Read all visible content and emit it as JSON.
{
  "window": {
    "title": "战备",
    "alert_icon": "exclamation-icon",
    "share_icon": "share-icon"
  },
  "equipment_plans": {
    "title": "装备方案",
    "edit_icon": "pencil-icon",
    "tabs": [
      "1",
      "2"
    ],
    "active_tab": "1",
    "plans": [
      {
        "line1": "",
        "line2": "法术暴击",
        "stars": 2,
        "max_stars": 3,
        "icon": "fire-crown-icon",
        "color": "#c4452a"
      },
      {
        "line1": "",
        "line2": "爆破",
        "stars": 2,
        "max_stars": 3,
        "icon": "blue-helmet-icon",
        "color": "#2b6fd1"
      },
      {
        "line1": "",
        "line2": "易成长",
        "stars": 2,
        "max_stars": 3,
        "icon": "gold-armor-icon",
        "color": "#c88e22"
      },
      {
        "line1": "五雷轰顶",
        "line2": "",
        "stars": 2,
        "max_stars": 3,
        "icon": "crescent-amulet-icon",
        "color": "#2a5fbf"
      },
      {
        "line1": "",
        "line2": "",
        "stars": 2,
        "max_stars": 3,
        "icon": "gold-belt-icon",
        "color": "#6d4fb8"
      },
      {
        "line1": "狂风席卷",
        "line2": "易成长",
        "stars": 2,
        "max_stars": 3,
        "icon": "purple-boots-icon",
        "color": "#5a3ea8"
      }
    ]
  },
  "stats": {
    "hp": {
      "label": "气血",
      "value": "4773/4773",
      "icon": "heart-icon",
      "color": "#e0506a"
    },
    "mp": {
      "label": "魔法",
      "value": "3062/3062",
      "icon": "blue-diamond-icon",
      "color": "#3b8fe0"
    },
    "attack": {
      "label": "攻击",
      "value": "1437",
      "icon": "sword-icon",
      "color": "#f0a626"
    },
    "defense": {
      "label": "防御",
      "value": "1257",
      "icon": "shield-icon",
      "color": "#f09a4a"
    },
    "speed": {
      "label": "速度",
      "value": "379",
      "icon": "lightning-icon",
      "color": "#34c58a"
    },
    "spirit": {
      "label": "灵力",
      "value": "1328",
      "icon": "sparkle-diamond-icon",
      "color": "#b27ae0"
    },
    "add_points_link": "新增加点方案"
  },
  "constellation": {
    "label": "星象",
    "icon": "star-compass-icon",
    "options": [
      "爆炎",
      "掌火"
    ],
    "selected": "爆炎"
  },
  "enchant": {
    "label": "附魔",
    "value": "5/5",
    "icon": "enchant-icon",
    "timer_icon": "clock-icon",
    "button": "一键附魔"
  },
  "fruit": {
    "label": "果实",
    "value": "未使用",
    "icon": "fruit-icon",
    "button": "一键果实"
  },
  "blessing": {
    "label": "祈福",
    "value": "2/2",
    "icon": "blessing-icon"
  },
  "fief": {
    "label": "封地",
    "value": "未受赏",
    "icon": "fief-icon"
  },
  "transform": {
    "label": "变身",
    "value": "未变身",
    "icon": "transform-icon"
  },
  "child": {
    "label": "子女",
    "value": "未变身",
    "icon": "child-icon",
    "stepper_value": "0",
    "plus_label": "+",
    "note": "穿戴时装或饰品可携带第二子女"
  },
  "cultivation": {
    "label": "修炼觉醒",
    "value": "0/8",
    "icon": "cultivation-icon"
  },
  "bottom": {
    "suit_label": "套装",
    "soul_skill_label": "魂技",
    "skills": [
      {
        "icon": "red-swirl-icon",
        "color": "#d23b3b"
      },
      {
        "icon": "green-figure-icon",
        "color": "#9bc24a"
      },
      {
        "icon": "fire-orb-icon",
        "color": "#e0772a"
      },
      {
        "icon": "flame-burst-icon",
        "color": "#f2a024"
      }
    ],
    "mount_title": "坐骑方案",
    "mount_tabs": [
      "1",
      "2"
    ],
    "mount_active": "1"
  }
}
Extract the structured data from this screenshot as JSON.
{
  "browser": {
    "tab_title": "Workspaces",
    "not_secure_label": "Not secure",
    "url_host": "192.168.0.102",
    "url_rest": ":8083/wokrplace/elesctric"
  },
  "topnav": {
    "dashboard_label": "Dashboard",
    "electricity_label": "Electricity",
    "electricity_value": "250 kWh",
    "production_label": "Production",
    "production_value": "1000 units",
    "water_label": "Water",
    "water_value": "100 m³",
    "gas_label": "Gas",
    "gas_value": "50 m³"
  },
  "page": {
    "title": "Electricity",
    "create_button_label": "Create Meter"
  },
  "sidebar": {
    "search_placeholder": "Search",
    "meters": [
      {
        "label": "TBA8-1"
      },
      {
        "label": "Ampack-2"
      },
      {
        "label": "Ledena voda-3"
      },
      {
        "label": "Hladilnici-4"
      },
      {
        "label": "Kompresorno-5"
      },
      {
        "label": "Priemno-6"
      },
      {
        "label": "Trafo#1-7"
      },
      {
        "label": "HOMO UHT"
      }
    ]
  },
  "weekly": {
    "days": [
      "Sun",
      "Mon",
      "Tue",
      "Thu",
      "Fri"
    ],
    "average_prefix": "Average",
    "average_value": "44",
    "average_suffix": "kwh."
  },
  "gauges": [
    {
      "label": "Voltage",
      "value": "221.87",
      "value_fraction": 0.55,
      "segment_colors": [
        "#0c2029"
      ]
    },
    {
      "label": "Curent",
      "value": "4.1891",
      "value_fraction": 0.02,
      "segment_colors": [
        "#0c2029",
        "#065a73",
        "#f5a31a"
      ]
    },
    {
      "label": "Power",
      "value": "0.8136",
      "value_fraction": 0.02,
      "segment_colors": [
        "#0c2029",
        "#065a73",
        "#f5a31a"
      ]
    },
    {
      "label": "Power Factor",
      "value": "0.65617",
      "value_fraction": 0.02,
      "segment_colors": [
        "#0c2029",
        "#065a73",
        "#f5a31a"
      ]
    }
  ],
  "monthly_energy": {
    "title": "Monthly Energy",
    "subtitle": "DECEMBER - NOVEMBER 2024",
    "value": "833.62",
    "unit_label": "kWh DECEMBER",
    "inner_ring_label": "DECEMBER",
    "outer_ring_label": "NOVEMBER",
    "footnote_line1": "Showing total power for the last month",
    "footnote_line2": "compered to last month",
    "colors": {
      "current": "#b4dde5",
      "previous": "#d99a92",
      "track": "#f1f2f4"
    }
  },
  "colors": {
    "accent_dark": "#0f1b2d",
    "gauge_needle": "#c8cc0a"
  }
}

## What the exercise asks
Retype all the material above precisely, with no line left out.

## Correct output
Read all visible content and emit it as JSON.
{
  "window": {
    "title": "战备",
    "alert_icon": "exclamation-icon",
    "share_icon": "share-icon"
  },
  "equipment_plans": {
    "title": "装备方案",
    "edit_icon": "pencil-icon",
    "tabs": [
      "1",
      "2"
    ],
    "active_tab": "1",
    "plans": [
      {
        "line1": "",
        "line2": "法术暴击",
        "stars": 2,
        "max_stars": 3,
        "icon": "fire-crown-icon",
        "color": "#c4452a"
      },
      {
        "line1": "",
        "line2": "爆破",
        "stars": 2,
        "max_stars": 3,
        "icon": "blue-helmet-icon",
        "color": "#2b6fd1"
      },
      {
        "line1": "",
        "line2": "易成长",
        "stars": 2,
        "max_stars": 3,
        "icon": "gold-armor-icon",
        "color": "#c88e22"
      },
      {
        "line1": "五雷轰顶",
        "line2": "",
        "stars": 2,
        "max_stars": 3,
        "icon": "crescent-amulet-icon",
        "color": "#2a5fbf"
      },
      {
        "line1": "",
        "line2": "",
        "stars": 2,
        "max_stars": 3,
        "icon": "gold-belt-icon",
        "color": "#6d4fb8"
      },
      {
        "line1": "狂风席卷",
        "line2": "易成长",
        "stars": 2,
        "max_stars": 3,
        "icon": "purple-boots-icon",
        "color": "#5a3ea8"
      }
    ]
  },
  "stats": {
    "hp": {
      "label": "气血",
      "value": "4773/4773",
      "icon": "heart-icon",
      "color": "#e0506a"
    },
    "mp": {
      "label": "魔法",
      "value": "3062/3062",
      "icon": "blue-diamond-icon",
      "color": "#3b8fe0"
    },
    "attack": {
      "label": "攻击",
      "value": "1437",
      "icon": "sword-icon",
      "color": "#f0a626"
    },
    "defense": {
      "label": "防御",
      "value": "1257",
      "icon": "shield-icon",
      "color": "#f09a4a"
    },
    "speed": {
      "label": "速度",
      "value": "379",
      "icon": "lightning-icon",
      "color": "#34c58a"
    },
    "spirit": {
      "label": "灵力",
      "value": "1328",
      "icon": "sparkle-diamond-icon",
      "color": "#b27ae0"
    },
    "add_points_link": "新增加点方案"
  },
  "constellation": {
    "label": "星象",
    "icon": "star-compass-icon",
    "options": [
      "爆炎",
      "掌火"
    ],
    "selected": "爆炎"
  },
  "enchant": {
    "label": "附魔",
    "value": "5/5",
    "icon": "enchant-icon",
    "timer_icon": "clock-icon",
    "button": "一键附魔"
  },
  "fruit": {
    "label": "果实",
    "value": "未使用",
    "icon": "fruit-icon",
    "button": "一键果实"
  },
  "blessing": {
    "label": "祈福",
    "value": "2/2",
    "icon": "blessing-icon"
  },
  "fief": {
    "label": "封地",
    "value": "未受赏",
    "icon": "fief-icon"
  },
  "transform": {
    "label": "变身",
    "value": "未变身",
    "icon": "transform-icon"
  },
  "child": {
    "label": "子女",
    "value": "未变身",
    "icon": "child-icon",
    "stepper_value": "0",
    "plus_label": "+",
    "note": "穿戴时装或饰品可携带第二子女"
  },
  "cultivation": {
    "label": "修炼觉醒",
    "value": "0/8",
    "icon": "cultivation-icon"
  },
  "bottom": {
    "suit_label": "套装",
    "soul_skill_label": "魂技",
    "skills": [
      {
        "icon": "red-swirl-icon",
        "color": "#d23b3b"
      },
      {
        "icon": "green-figure-icon",
        "color": "#9bc24a"
      },
      {
        "icon": "fire-orb-icon",
        "color": "#e0772a"
      },
      {
        "icon": "flame-burst-icon",
        "color": "#f2a024"
      }
    ],
    "mount_title": "坐骑方案",
    "mount_tabs": [
      "1",
      "2"
    ],
    "mount_active": "1"
  }
}
Extract the structured data from this screenshot as JSON.
{
  "browser": {
    "tab_title": "Workspaces",
    "not_secure_label": "Not secure",
    "url_host": "192.168.0.102",
    "url_rest": ":8083/wokrplace/elesctric"
  },
  "topnav": {
    "dashboard_label": "Dashboard",
    "electricity_label": "Electricity",
    "electricity_value": "250 kWh",
    "production_label": "Production",
    "production_value": "1000 units",
    "water_label": "Water",
    "water_value": "100 m³",
    "gas_label": "Gas",
    "gas_value": "50 m³"
  },
  "page": {
    "title": "Electricity",
    "create_button_label": "Create Meter"
  },
  "sidebar": {
    "search_placeholder": "Search",
    "meters": [
      {
        "label": "TBA8-1"
      },
      {
        "label": "Ampack-2"
      },
      {
        "label": "Ledena voda-3"
      },
      {
        "label": "Hladilnici-4"
      },
      {
        "label": "Kompresorno-5"
      },
      {
        "label": "Priemno-6"
      },
      {
        "label": "Trafo#1-7"
      },
      {
        "label": "HOMO UHT"
      }
    ]
  },
  "weekly": {
    "days": [
      "Sun",
      "Mon",
      "Tue",
      "Thu",
      "Fri"
    ],
    "average_prefix": "Average",
    "average_value": "44",
    "average_suffix": "kwh."
  },
  "gauges": [
    {
      "label": "Voltage",
      "value": "221.87",
      "value_fraction": 0.55,
      "segment_colors": [
        "#0c2029"
      ]
    },
    {
      "label": "Curent",
      "value": "4.1891",
      "value_fraction": 0.02,
      "segment_colors": [
        "#0c2029",
        "#065a73",
        "#f5a31a"
      ]
    },
    {
      "label": "Power",
      "value": "0.8136",
      "value_fraction": 0.02,
      "segment_colors": [
        "#0c2029",
        "#065a73",
        "#f5a31a"
      ]
    },
    {
      "label": "Power Factor",
      "value": "0.65617",
      "value_fraction": 0.02,
      "segment_colors": [
        "#0c2029",
        "#065a73",
        "#f5a31a"
      ]
    }
  ],
  "monthly_energy": {
    "title": "Monthly Energy",
    "subtitle": "DECEMBER - NOVEMBER 2024",
    "value": "833.62",
    "unit_label": "kWh DECEMBER",
    "inner_ring_label": "DECEMBER",
    "outer_ring_label": "NOVEMBER",
    "footnote_line1": "Showing total power for the last month",
    "footnote_line2": "compered to last month",
    "colors": {
      "current": "#b4dde5",
      "previous": "#d99a92",
      "track": "#f1f2f4"
    }
  },
  "colors": {
    "accent_dark": "#0f1b2d",
    "gauge_needle": "#c8cc0a"
  }
}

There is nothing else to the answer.